+++ Given records

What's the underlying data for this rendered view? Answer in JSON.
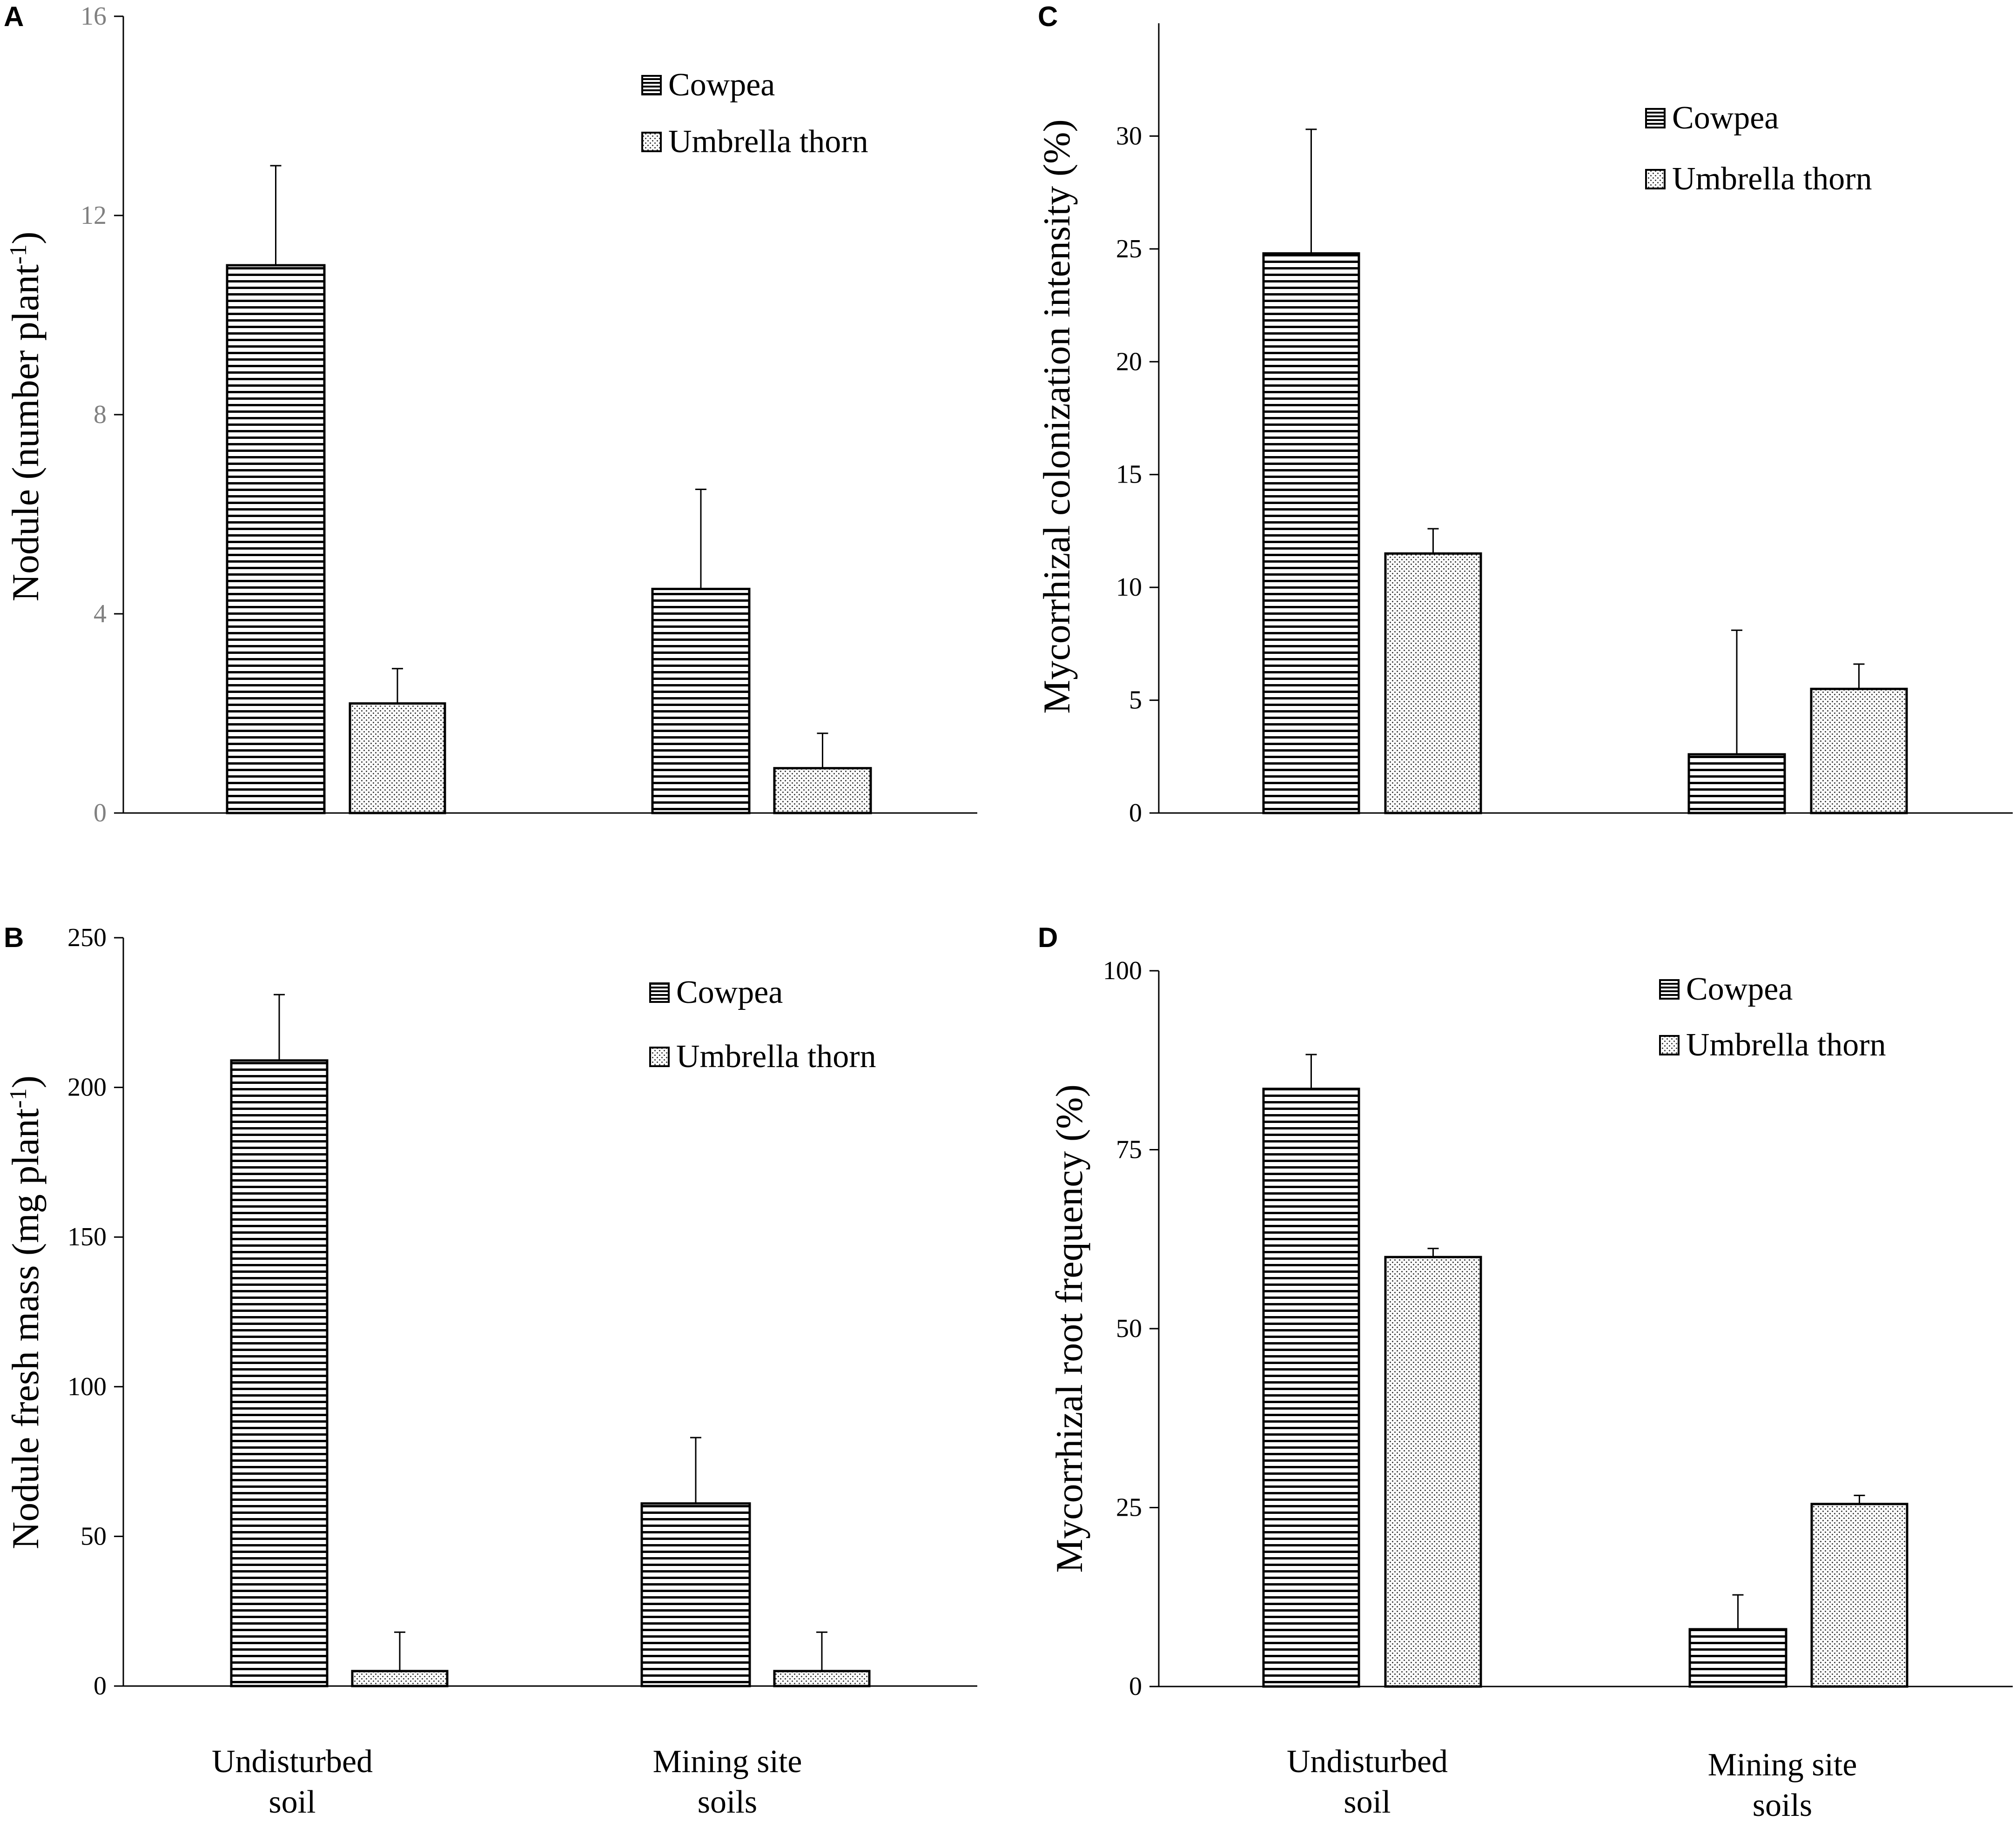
{
  "colors": {
    "axis": "#000000",
    "bar_outline": "#000000",
    "error_bar": "#000000",
    "panel_a_ticks": "#808080",
    "hatch_fill": "#ffffff"
  },
  "chart_data": [
    {
      "panel": "A",
      "type": "bar",
      "ylabel_main": "Nodule (number plant",
      "ylabel_sup": "-1",
      "ylabel_end": ")",
      "categories": [
        "Undisturbed soil",
        "Mining site soils"
      ],
      "ylim": [
        0,
        16
      ],
      "yticks": [
        0,
        4,
        8,
        12,
        16
      ],
      "series": [
        {
          "name": "Cowpea",
          "pattern": "hstripe",
          "values": [
            11.0,
            4.5
          ],
          "errors": [
            2.0,
            2.0
          ]
        },
        {
          "name": "Umbrella thorn",
          "pattern": "dots",
          "values": [
            2.2,
            0.9
          ],
          "errors": [
            0.7,
            0.7
          ]
        }
      ],
      "legend": [
        "Cowpea",
        "Umbrella thorn"
      ]
    },
    {
      "panel": "B",
      "type": "bar",
      "ylabel_main": "Nodule fresh mass (mg plant",
      "ylabel_sup": "-1",
      "ylabel_end": ")",
      "categories": [
        "Undisturbed soil",
        "Mining site soils"
      ],
      "ylim": [
        0,
        250
      ],
      "yticks": [
        0,
        50,
        100,
        150,
        200,
        250
      ],
      "series": [
        {
          "name": "Cowpea",
          "pattern": "hstripe",
          "values": [
            209,
            61
          ],
          "errors": [
            22,
            22
          ]
        },
        {
          "name": "Umbrella thorn",
          "pattern": "dots",
          "values": [
            5,
            5
          ],
          "errors": [
            13,
            13
          ]
        }
      ],
      "legend": [
        "Cowpea",
        "Umbrella thorn"
      ]
    },
    {
      "panel": "C",
      "type": "bar",
      "ylabel_main": "Mycorrhizal colonization intensity (%)",
      "categories": [
        "Undisturbed soil",
        "Mining site soils"
      ],
      "ylim": [
        0,
        35
      ],
      "yticks": [
        0,
        5,
        10,
        15,
        20,
        25,
        30
      ],
      "series": [
        {
          "name": "Cowpea",
          "pattern": "hstripe",
          "values": [
            24.8,
            2.6
          ],
          "errors": [
            5.5,
            5.5
          ]
        },
        {
          "name": "Umbrella thorn",
          "pattern": "dots",
          "values": [
            11.5,
            5.5
          ],
          "errors": [
            1.1,
            1.1
          ]
        }
      ],
      "legend": [
        "Cowpea",
        "Umbrella thorn"
      ]
    },
    {
      "panel": "D",
      "type": "bar",
      "ylabel_main": "Mycorrhizal root frequency (%)",
      "categories": [
        "Undisturbed soil",
        "Mining site soils"
      ],
      "ylim": [
        0,
        100
      ],
      "yticks": [
        0,
        25,
        50,
        75,
        100
      ],
      "series": [
        {
          "name": "Cowpea",
          "pattern": "hstripe",
          "values": [
            83.5,
            8.0
          ],
          "errors": [
            4.8,
            4.8
          ]
        },
        {
          "name": "Umbrella thorn",
          "pattern": "dots",
          "values": [
            60,
            25.5
          ],
          "errors": [
            1.2,
            1.2
          ]
        }
      ],
      "legend": [
        "Cowpea",
        "Umbrella thorn"
      ]
    }
  ],
  "x_category_labels": {
    "left": {
      "line1": "Undisturbed",
      "line2": "soil"
    },
    "right": {
      "line1": "Mining site",
      "line2": "soils"
    }
  }
}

++++++

### [Aim]
Without the pictures, copy the material exactly as given.

### [Complete response]
What's the underlying data for this rendered view? Answer in JSON.
{
  "colors": {
    "axis": "#000000",
    "bar_outline": "#000000",
    "error_bar": "#000000",
    "panel_a_ticks": "#808080",
    "hatch_fill": "#ffffff"
  },
  "chart_data": [
    {
      "panel": "A",
      "type": "bar",
      "ylabel_main": "Nodule (number plant",
      "ylabel_sup": "-1",
      "ylabel_end": ")",
      "categories": [
        "Undisturbed soil",
        "Mining site soils"
      ],
      "ylim": [
        0,
        16
      ],
      "yticks": [
        0,
        4,
        8,
        12,
        16
      ],
      "series": [
        {
          "name": "Cowpea",
          "pattern": "hstripe",
          "values": [
            11.0,
            4.5
          ],
          "errors": [
            2.0,
            2.0
          ]
        },
        {
          "name": "Umbrella thorn",
          "pattern": "dots",
          "values": [
            2.2,
            0.9
          ],
          "errors": [
            0.7,
            0.7
          ]
        }
      ],
      "legend": [
        "Cowpea",
        "Umbrella thorn"
      ]
    },
    {
      "panel": "B",
      "type": "bar",
      "ylabel_main": "Nodule fresh mass (mg plant",
      "ylabel_sup": "-1",
      "ylabel_end": ")",
      "categories": [
        "Undisturbed soil",
        "Mining site soils"
      ],
      "ylim": [
        0,
        250
      ],
      "yticks": [
        0,
        50,
        100,
        150,
        200,
        250
      ],
      "series": [
        {
          "name": "Cowpea",
          "pattern": "hstripe",
          "values": [
            209,
            61
          ],
          "errors": [
            22,
            22
          ]
        },
        {
          "name": "Umbrella thorn",
          "pattern": "dots",
          "values": [
            5,
            5
          ],
          "errors": [
            13,
            13
          ]
        }
      ],
      "legend": [
        "Cowpea",
        "Umbrella thorn"
      ]
    },
    {
      "panel": "C",
      "type": "bar",
      "ylabel_main": "Mycorrhizal colonization intensity (%)",
      "categories": [
        "Undisturbed soil",
        "Mining site soils"
      ],
      "ylim": [
        0,
        35
      ],
      "yticks": [
        0,
        5,
        10,
        15,
        20,
        25,
        30
      ],
      "series": [
        {
          "name": "Cowpea",
          "pattern": "hstripe",
          "values": [
            24.8,
            2.6
          ],
          "errors": [
            5.5,
            5.5
          ]
        },
        {
          "name": "Umbrella thorn",
          "pattern": "dots",
          "values": [
            11.5,
            5.5
          ],
          "errors": [
            1.1,
            1.1
          ]
        }
      ],
      "legend": [
        "Cowpea",
        "Umbrella thorn"
      ]
    },
    {
      "panel": "D",
      "type": "bar",
      "ylabel_main": "Mycorrhizal root frequency (%)",
      "categories": [
        "Undisturbed soil",
        "Mining site soils"
      ],
      "ylim": [
        0,
        100
      ],
      "yticks": [
        0,
        25,
        50,
        75,
        100
      ],
      "series": [
        {
          "name": "Cowpea",
          "pattern": "hstripe",
          "values": [
            83.5,
            8.0
          ],
          "errors": [
            4.8,
            4.8
          ]
        },
        {
          "name": "Umbrella thorn",
          "pattern": "dots",
          "values": [
            60,
            25.5
          ],
          "errors": [
            1.2,
            1.2
          ]
        }
      ],
      "legend": [
        "Cowpea",
        "Umbrella thorn"
      ]
    }
  ],
  "x_category_labels": {
    "left": {
      "line1": "Undisturbed",
      "line2": "soil"
    },
    "right": {
      "line1": "Mining site",
      "line2": "soils"
    }
  }
}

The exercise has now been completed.